» **Task prompt**: Without the pictures, set down the records below word for word.

» **Dataset extract**:
▶
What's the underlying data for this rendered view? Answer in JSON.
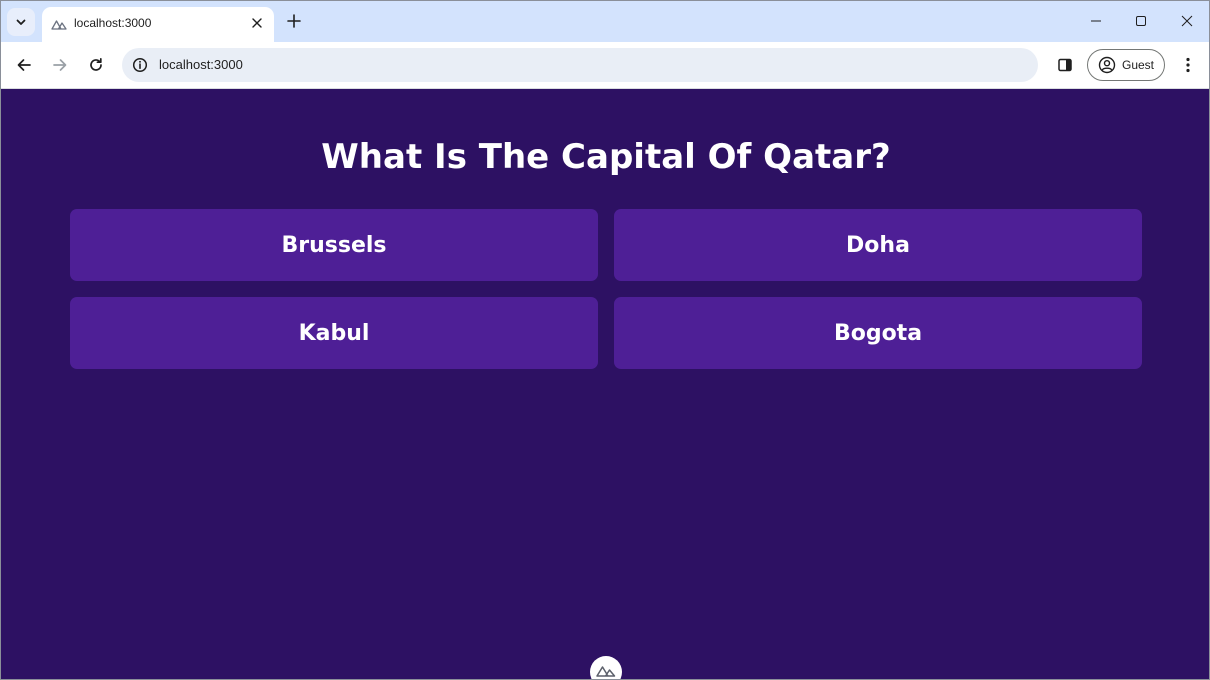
{
  "browser": {
    "tab": {
      "title": "localhost:3000",
      "favicon": "nuxt-logo-icon"
    },
    "address_bar": {
      "url": "localhost:3000"
    },
    "profile": {
      "label": "Guest"
    }
  },
  "quiz": {
    "question": "What Is The Capital Of Qatar?",
    "answers": [
      {
        "label": "Brussels"
      },
      {
        "label": "Doha"
      },
      {
        "label": "Kabul"
      },
      {
        "label": "Bogota"
      }
    ]
  },
  "colors": {
    "page_background": "#2d1163",
    "answer_background": "#4e1f96",
    "text": "#ffffff",
    "browser_frame": "#d3e3fd"
  }
}
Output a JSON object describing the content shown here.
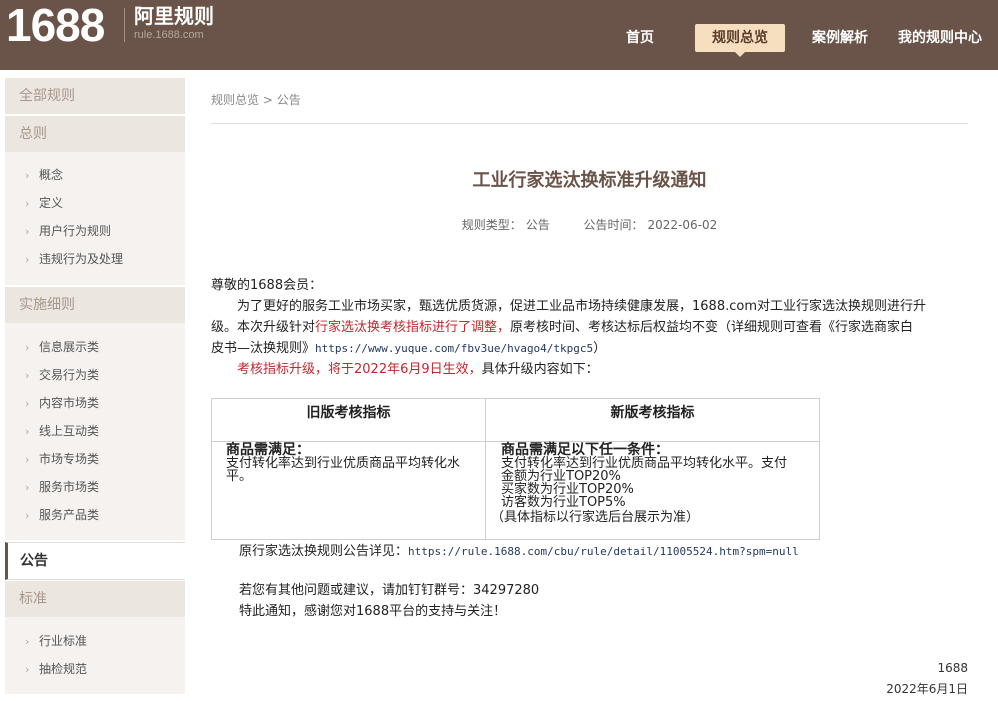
{
  "header": {
    "logo": "1688",
    "site_title": "阿里规则",
    "site_url": "rule.1688.com",
    "nav": [
      {
        "label": "首页"
      },
      {
        "label": "规则总览"
      },
      {
        "label": "案例解析"
      },
      {
        "label": "我的规则中心"
      }
    ]
  },
  "sidebar": {
    "all_rules": "全部规则",
    "general": "总则",
    "general_items": [
      "概念",
      "定义",
      "用户行为规则",
      "违规行为及处理"
    ],
    "details": "实施细则",
    "details_items": [
      "信息展示类",
      "交易行为类",
      "内容市场类",
      "线上互动类",
      "市场专场类",
      "服务市场类",
      "服务产品类"
    ],
    "announcement": "公告",
    "standards": "标准",
    "standards_items": [
      "行业标准",
      "抽检规范"
    ]
  },
  "breadcrumb": {
    "root": "规则总览",
    "sep": ">",
    "current": "公告"
  },
  "article": {
    "title": "工业行家选汰换标准升级通知",
    "type_label": "规则类型：",
    "type_value": "公告",
    "time_label": "公告时间：",
    "time_value": "2022-06-02",
    "greeting": "尊敬的1688会员：",
    "p1_line1": "为了更好的服务工业市场买家，甄选优质货源，促进工业品市场持续健康发展，1688.com对工业行家选汰换规则进行升",
    "p1_line2_a": "级。本次升级针对",
    "p1_line2_red": "行家选汰换考核指标进行了调整，",
    "p1_line2_b": "原考核时间、考核达标后权益均不变（详细规则可查看《行家选商家白",
    "p1_line3_a": "皮书—汰换规则》",
    "p1_line3_link": "https://www.yuque.com/fbv3ue/hvago4/tkpgc5",
    "p1_line3_b": "）",
    "p2_red": "考核指标升级，将于2022年6月9日生效，",
    "p2_rest": "具体升级内容如下：",
    "table": {
      "head_old": "旧版考核指标",
      "head_new": "新版考核指标",
      "old_title": "商品需满足：",
      "old_line1": "支付转化率达到行业优质商品平均转化水",
      "old_line2": "平。",
      "new_title": "商品需满足以下任一条件：",
      "new_line1": "支付转化率达到行业优质商品平均转化水平。支付",
      "new_line2": "金额为行业TOP20%",
      "new_line3": "买家数为行业TOP20%",
      "new_line4": "访客数为行业TOP5%",
      "new_note": "（具体指标以行家选后台展示为准）"
    },
    "orig_label": "原行家选汰换规则公告详见：",
    "orig_link": "https://rule.1688.com/cbu/rule/detail/11005524.htm?spm=null",
    "contact": "若您有其他问题或建议，请加钉钉群号：34297280",
    "thanks": "特此通知，感谢您对1688平台的支持与关注！",
    "sign_org": "1688",
    "sign_date": "2022年6月1日"
  }
}
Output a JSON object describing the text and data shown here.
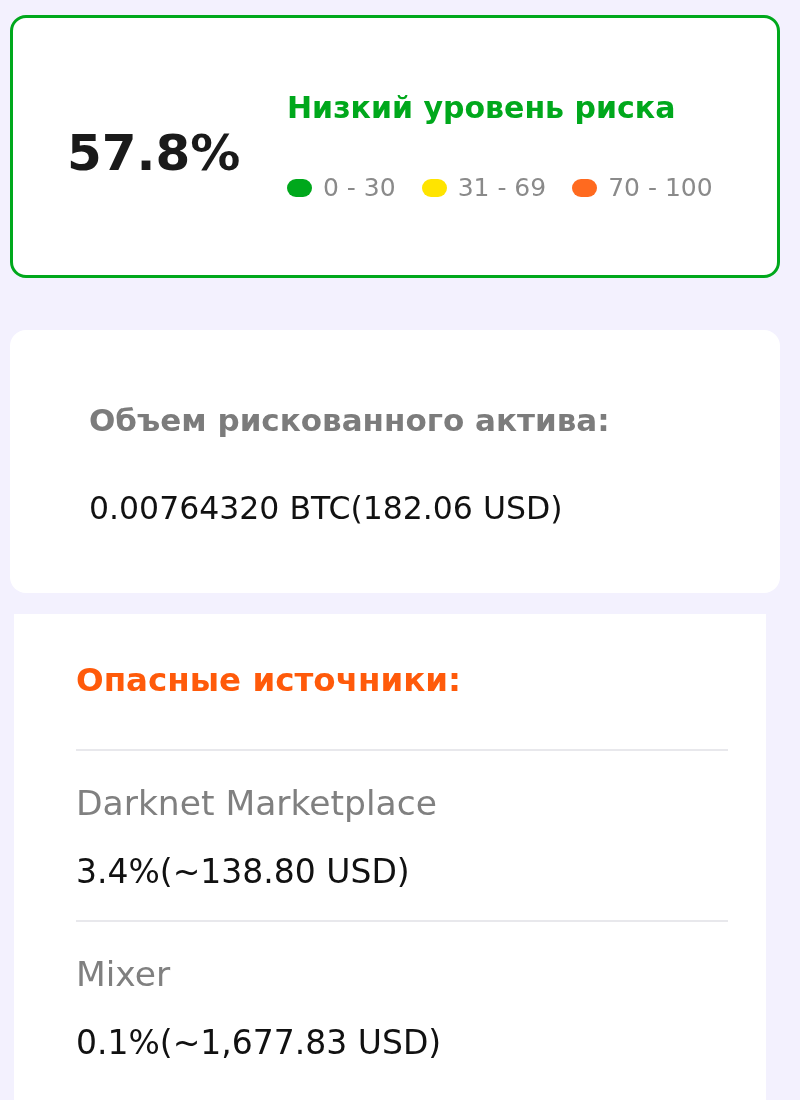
{
  "risk": {
    "score": "57.8%",
    "label": "Низкий уровень риска",
    "color": "#00a81c",
    "legend": [
      {
        "range": "0 - 30",
        "color": "#00a81c"
      },
      {
        "range": "31 - 69",
        "color": "#ffe400"
      },
      {
        "range": "70 - 100",
        "color": "#ff6a1f"
      }
    ]
  },
  "asset": {
    "label": "Объем рискованного актива:",
    "value": "0.00764320 BTC(182.06 USD)"
  },
  "sources": {
    "title": "Опасные источники:",
    "items": [
      {
        "name": "Darknet Marketplace",
        "amount": "3.4%(~138.80 USD)"
      },
      {
        "name": "Mixer",
        "amount": "0.1%(~1,677.83 USD)"
      }
    ]
  }
}
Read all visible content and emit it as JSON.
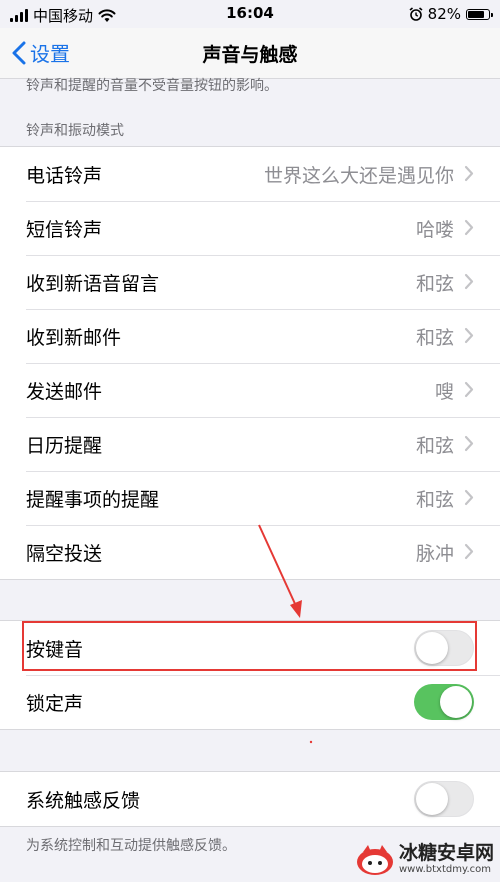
{
  "status_bar": {
    "carrier": "中国移动",
    "time": "16:04",
    "battery_percent": "82%",
    "battery_level": 0.82
  },
  "nav": {
    "back_label": "设置",
    "title": "声音与触感"
  },
  "top_note": "铃声和提醒的音量不受音量按钮的影响。",
  "ringtone_section": {
    "header": "铃声和振动模式",
    "rows": [
      {
        "label": "电话铃声",
        "value": "世界这么大还是遇见你"
      },
      {
        "label": "短信铃声",
        "value": "哈喽"
      },
      {
        "label": "收到新语音留言",
        "value": "和弦"
      },
      {
        "label": "收到新邮件",
        "value": "和弦"
      },
      {
        "label": "发送邮件",
        "value": "嗖"
      },
      {
        "label": "日历提醒",
        "value": "和弦"
      },
      {
        "label": "提醒事项的提醒",
        "value": "和弦"
      },
      {
        "label": "隔空投送",
        "value": "脉冲"
      }
    ]
  },
  "sound_section": {
    "keyboard_clicks": {
      "label": "按键音",
      "on": false
    },
    "lock_sound": {
      "label": "锁定声",
      "on": true
    }
  },
  "haptics_section": {
    "system_haptics": {
      "label": "系统触感反馈",
      "on": false
    },
    "footer": "为系统控制和互动提供触感反馈。"
  },
  "watermark": {
    "name": "冰糖安卓网",
    "url": "www.btxtdmy.com"
  },
  "colors": {
    "accent": "#1a73e8",
    "toggle_on": "#58c35f",
    "annotation_red": "#e53935"
  }
}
◀
» **Output**:
What's the underlying data for this rendered view? Answer in JSON.
{
  "browser": {
    "tab": {
      "title": "localhost:3000",
      "favicon": "nuxt-logo-icon"
    },
    "address_bar": {
      "url": "localhost:3000"
    },
    "profile": {
      "label": "Guest"
    }
  },
  "quiz": {
    "question": "What Is The Capital Of Qatar?",
    "answers": [
      {
        "label": "Brussels"
      },
      {
        "label": "Doha"
      },
      {
        "label": "Kabul"
      },
      {
        "label": "Bogota"
      }
    ]
  },
  "colors": {
    "page_background": "#2d1163",
    "answer_background": "#4e1f96",
    "text": "#ffffff",
    "browser_frame": "#d3e3fd"
  }
}
Output a JSON object describing the content shown here.
{
  "header": {
    "logo": "1688",
    "site_title": "阿里规则",
    "site_url": "rule.1688.com",
    "nav": [
      {
        "label": "首页"
      },
      {
        "label": "规则总览"
      },
      {
        "label": "案例解析"
      },
      {
        "label": "我的规则中心"
      }
    ]
  },
  "sidebar": {
    "all_rules": "全部规则",
    "general": "总则",
    "general_items": [
      "概念",
      "定义",
      "用户行为规则",
      "违规行为及处理"
    ],
    "details": "实施细则",
    "details_items": [
      "信息展示类",
      "交易行为类",
      "内容市场类",
      "线上互动类",
      "市场专场类",
      "服务市场类",
      "服务产品类"
    ],
    "announcement": "公告",
    "standards": "标准",
    "standards_items": [
      "行业标准",
      "抽检规范"
    ]
  },
  "breadcrumb": {
    "root": "规则总览",
    "sep": ">",
    "current": "公告"
  },
  "article": {
    "title": "工业行家选汰换标准升级通知",
    "type_label": "规则类型：",
    "type_value": "公告",
    "time_label": "公告时间：",
    "time_value": "2022-06-02",
    "greeting": "尊敬的1688会员：",
    "p1_line1": "为了更好的服务工业市场买家，甄选优质货源，促进工业品市场持续健康发展，1688.com对工业行家选汰换规则进行升",
    "p1_line2_a": "级。本次升级针对",
    "p1_line2_red": "行家选汰换考核指标进行了调整，",
    "p1_line2_b": "原考核时间、考核达标后权益均不变（详细规则可查看《行家选商家白",
    "p1_line3_a": "皮书—汰换规则》",
    "p1_line3_link": "https://www.yuque.com/fbv3ue/hvago4/tkpgc5",
    "p1_line3_b": "）",
    "p2_red": "考核指标升级，将于2022年6月9日生效，",
    "p2_rest": "具体升级内容如下：",
    "table": {
      "head_old": "旧版考核指标",
      "head_new": "新版考核指标",
      "old_title": "商品需满足：",
      "old_line1": "支付转化率达到行业优质商品平均转化水",
      "old_line2": "平。",
      "new_title": "商品需满足以下任一条件：",
      "new_line1": "支付转化率达到行业优质商品平均转化水平。支付",
      "new_line2": "金额为行业TOP20%",
      "new_line3": "买家数为行业TOP20%",
      "new_line4": "访客数为行业TOP5%",
      "new_note": "（具体指标以行家选后台展示为准）"
    },
    "orig_label": "原行家选汰换规则公告详见：",
    "orig_link": "https://rule.1688.com/cbu/rule/detail/11005524.htm?spm=null",
    "contact": "若您有其他问题或建议，请加钉钉群号：34297280",
    "thanks": "特此通知，感谢您对1688平台的支持与关注！",
    "sign_org": "1688",
    "sign_date": "2022年6月1日"
  }
}
Output a JSON object describing the text and data shown here.
{
  "risk": {
    "score": "57.8%",
    "label": "Низкий уровень риска",
    "color": "#00a81c",
    "legend": [
      {
        "range": "0 - 30",
        "color": "#00a81c"
      },
      {
        "range": "31 - 69",
        "color": "#ffe400"
      },
      {
        "range": "70 - 100",
        "color": "#ff6a1f"
      }
    ]
  },
  "asset": {
    "label": "Объем рискованного актива:",
    "value": "0.00764320 BTC(182.06 USD)"
  },
  "sources": {
    "title": "Опасные источники:",
    "items": [
      {
        "name": "Darknet Marketplace",
        "amount": "3.4%(~138.80 USD)"
      },
      {
        "name": "Mixer",
        "amount": "0.1%(~1,677.83 USD)"
      }
    ]
  }
}
Read all visible content and emit it as JSON.
{
  "status_bar": {
    "carrier": "中国移动",
    "time": "16:04",
    "battery_percent": "82%",
    "battery_level": 0.82
  },
  "nav": {
    "back_label": "设置",
    "title": "声音与触感"
  },
  "top_note": "铃声和提醒的音量不受音量按钮的影响。",
  "ringtone_section": {
    "header": "铃声和振动模式",
    "rows": [
      {
        "label": "电话铃声",
        "value": "世界这么大还是遇见你"
      },
      {
        "label": "短信铃声",
        "value": "哈喽"
      },
      {
        "label": "收到新语音留言",
        "value": "和弦"
      },
      {
        "label": "收到新邮件",
        "value": "和弦"
      },
      {
        "label": "发送邮件",
        "value": "嗖"
      },
      {
        "label": "日历提醒",
        "value": "和弦"
      },
      {
        "label": "提醒事项的提醒",
        "value": "和弦"
      },
      {
        "label": "隔空投送",
        "value": "脉冲"
      }
    ]
  },
  "sound_section": {
    "keyboard_clicks": {
      "label": "按键音",
      "on": false
    },
    "lock_sound": {
      "label": "锁定声",
      "on": true
    }
  },
  "haptics_section": {
    "system_haptics": {
      "label": "系统触感反馈",
      "on": false
    },
    "footer": "为系统控制和互动提供触感反馈。"
  },
  "watermark": {
    "name": "冰糖安卓网",
    "url": "www.btxtdmy.com"
  },
  "colors": {
    "accent": "#1a73e8",
    "toggle_on": "#58c35f",
    "annotation_red": "#e53935"
  }
}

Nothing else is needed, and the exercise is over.